*** Quoted passage ***
But the news of the Rafah incursion did break through, as passing mention. But only today after checking out the web did I find that there was serious tragedy involved, above the usual level of collateral damage. Imshin says it best:
I am so sorry that an Israeli tank killed those children in Rafiah, even if it was by mistake. I think of their mothers. My worst nightmare has come true for them. I can hardly begin to imagine their terrible anguish.
In the Intifada in the late 80’s, friends fresh back from reserve duty told that in some Palestinian homes that they had entered to conduct searches, they had come across little kids chained to their beds, to keep them from going out to throw stones, and maybe get shot or arrested. Can you imagine trying to bring up kids in such conditions?
Today’s Palestinian mothers must be the sisters of those kids. I wonder if they still chain them to their beds or if they’ve just given up.
(Note that Imshin has effectively answered Diana's question). Jonathan wonders if this is Israel's "Algeria moment", pointing out that what is really at stake is Israel's soul. What worries me even more, is the fate of my own nation's soul in our own occupation experiment. The parallels, and anti-parallels, between the occupation of Gaza and the occupation of Iraq are too radioactive for me to want to dwell on. But the boundaries of what do distinguish the two cases seem sometimes to be actively blurred by the present Administration, or at least their ideological foot soldiers - which is what worries me most of all.
UPDATE: via Diana, this article by Meron Benevisti, the former deputy mayor of Jerusalem, who echoes the concern over the effect of occupation on Israel's collective identity:
Something basic has gone awry. If commanders, the sons of the fighters of 1948, send the grandchildren of the fighters for independence to "widen the route" - which means the expulsion of the grandchildren of the refugees of 1948 - on the pretext of existential threat, then there was something defective in the founding fathers' vision.
If, after half a century, their enterprise still faces existential threat, this can only mean that they condemned it to eternal enmity, and there is no community that can for years on end survive a violent war for its existence.
*** Record extracts ***
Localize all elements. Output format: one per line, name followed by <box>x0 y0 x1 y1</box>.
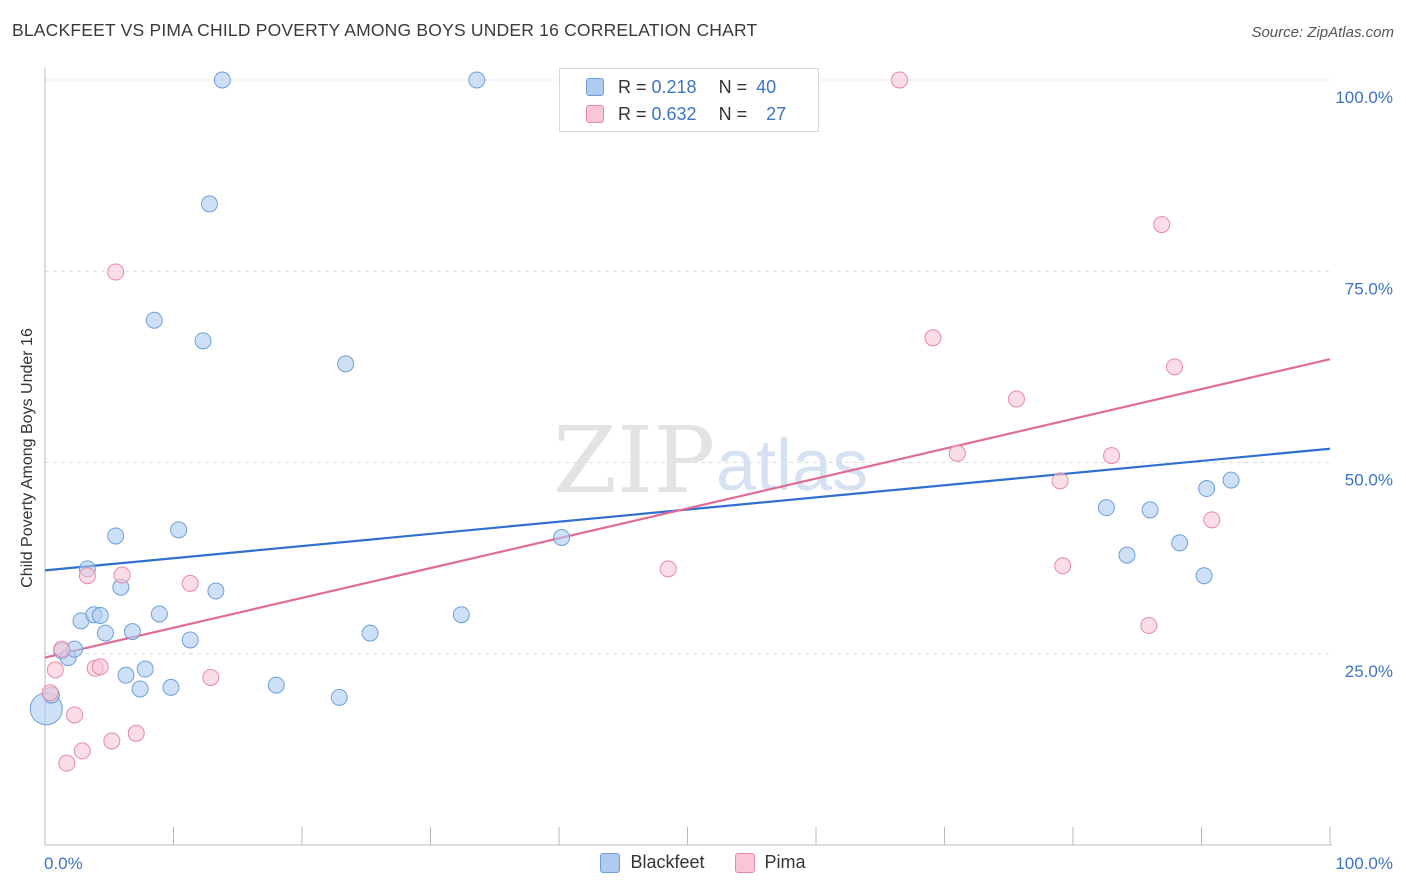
data-point-pima <box>73 742 91 760</box>
data-point-blackfeet <box>1097 499 1115 517</box>
data-point-pima <box>1153 216 1171 234</box>
data-point-pima <box>46 661 64 679</box>
data-point-blackfeet <box>213 71 231 89</box>
data-point-pima <box>91 658 109 676</box>
data-point-blackfeet <box>181 631 199 649</box>
data-point-blackfeet <box>452 606 470 624</box>
legend-r-label: R = <box>618 103 652 124</box>
data-point-pima <box>113 566 131 584</box>
chart-title: BLACKFEET VS PIMA CHILD POVERTY AMONG BO… <box>12 20 758 40</box>
data-point-pima <box>41 684 59 702</box>
legend-swatch-blackfeet <box>586 78 604 96</box>
legend-n-label: N = <box>718 76 753 97</box>
data-point-pima <box>66 706 84 724</box>
data-point-blackfeet <box>1195 567 1213 585</box>
y-tick-label: 25.0% <box>1345 662 1393 681</box>
data-point-blackfeet <box>1118 546 1136 564</box>
data-point-pima <box>1166 358 1184 376</box>
data-point-pima <box>58 754 76 772</box>
data-point-pima <box>1051 472 1069 490</box>
y-tick-label: 75.0% <box>1345 279 1393 298</box>
data-point-pima <box>202 668 220 686</box>
data-point-pima <box>1103 447 1121 465</box>
correlation-legend: R = 0.218 N = 40 R = 0.632 N = 27 <box>559 68 819 132</box>
series-label-blackfeet: Blackfeet <box>630 852 705 872</box>
data-point-blackfeet <box>267 676 285 694</box>
data-point-blackfeet <box>136 660 154 678</box>
data-point-blackfeet <box>553 528 571 546</box>
data-point-blackfeet <box>337 355 355 373</box>
data-point-blackfeet <box>468 71 486 89</box>
data-point-blackfeet <box>1222 471 1240 489</box>
legend-r-value: 0.218 <box>651 76 697 97</box>
data-point-pima <box>78 567 96 585</box>
data-point-pima <box>53 640 71 658</box>
data-point-blackfeet <box>361 624 379 642</box>
data-point-pima <box>103 732 121 750</box>
data-point-blackfeet <box>96 624 114 642</box>
data-point-blackfeet <box>150 605 168 623</box>
data-point-blackfeet <box>170 521 188 539</box>
data-point-blackfeet <box>207 582 225 600</box>
legend-swatch-pima <box>586 105 604 123</box>
data-point-pima <box>924 329 942 347</box>
data-point-blackfeet <box>117 666 135 684</box>
legend-row-pima: R = 0.632 N = 27 <box>586 102 786 126</box>
data-point-pima <box>891 71 909 89</box>
series-legend: Blackfeet Pima <box>0 852 1406 873</box>
data-point-pima <box>127 724 145 742</box>
data-point-pima <box>1140 616 1158 634</box>
data-point-pima <box>1203 511 1221 529</box>
trend-line-blackfeet <box>44 447 1331 572</box>
x-tick-label: 0.0% <box>44 854 83 873</box>
data-point-pima <box>948 444 966 462</box>
data-point-blackfeet <box>200 195 218 213</box>
data-point-pima <box>107 263 125 281</box>
legend-r-value: 0.632 <box>651 103 697 124</box>
data-point-blackfeet <box>145 311 163 329</box>
series-label-pima: Pima <box>764 852 806 872</box>
data-point-blackfeet <box>1198 480 1216 498</box>
data-point-pima <box>1007 390 1025 408</box>
legend-n-label: N = <box>718 103 753 124</box>
series-swatch-pima <box>734 852 755 873</box>
legend-n-value: 27 <box>766 103 787 124</box>
series-legend-pima: Pima <box>734 852 806 873</box>
data-point-pima <box>659 560 677 578</box>
trend-line-pima <box>44 358 1331 659</box>
data-point-blackfeet <box>107 527 125 545</box>
watermark-zip: ZIP <box>553 407 715 514</box>
legend-row-blackfeet: R = 0.218 N = 40 <box>586 75 776 99</box>
data-point-blackfeet <box>131 680 149 698</box>
legend-r-label: R = <box>618 76 652 97</box>
data-point-blackfeet <box>1141 501 1159 519</box>
data-point-blackfeet <box>162 678 180 696</box>
data-point-pima <box>1054 557 1072 575</box>
source-credit: Source: ZipAtlas.com <box>1251 24 1394 41</box>
series-legend-blackfeet: Blackfeet <box>600 852 705 873</box>
data-point-blackfeet <box>91 607 109 624</box>
data-point-blackfeet <box>194 332 212 350</box>
y-tick-label: 100.0% <box>1335 88 1393 107</box>
series-swatch-blackfeet <box>600 852 621 873</box>
legend-n-value: 40 <box>756 76 777 97</box>
data-point-pima <box>181 574 199 592</box>
data-point-blackfeet <box>330 688 348 706</box>
watermark-atlas: atlas <box>716 426 868 506</box>
x-tick-label: 100.0% <box>1335 854 1393 873</box>
data-point-blackfeet <box>123 623 141 641</box>
y-tick-label: 50.0% <box>1345 471 1393 490</box>
data-point-blackfeet <box>1171 534 1189 552</box>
***
# Written request
Repeat word for word the part of the post about the Rafah incursion that starts at "But the news" and ends after "in such conditions?".

# Full output
But the news of the Rafah incursion did break through, as passing mention. But only today after checking out the web did I find that there was serious tragedy involved, above the usual level of collateral damage. Imshin says it best:
I am so sorry that an Israeli tank killed those children in Rafiah, even if it was by mistake. I think of their mothers. My worst nightmare has come true for them. I can hardly begin to imagine their terrible anguish.
In the Intifada in the late 80’s, friends fresh back from reserve duty told that in some Palestinian homes that they had entered to conduct searches, they had come across little kids chained to their beds, to keep them from going out to throw stones, and maybe get shot or arrested. Can you imagine trying to bring up kids in such conditions?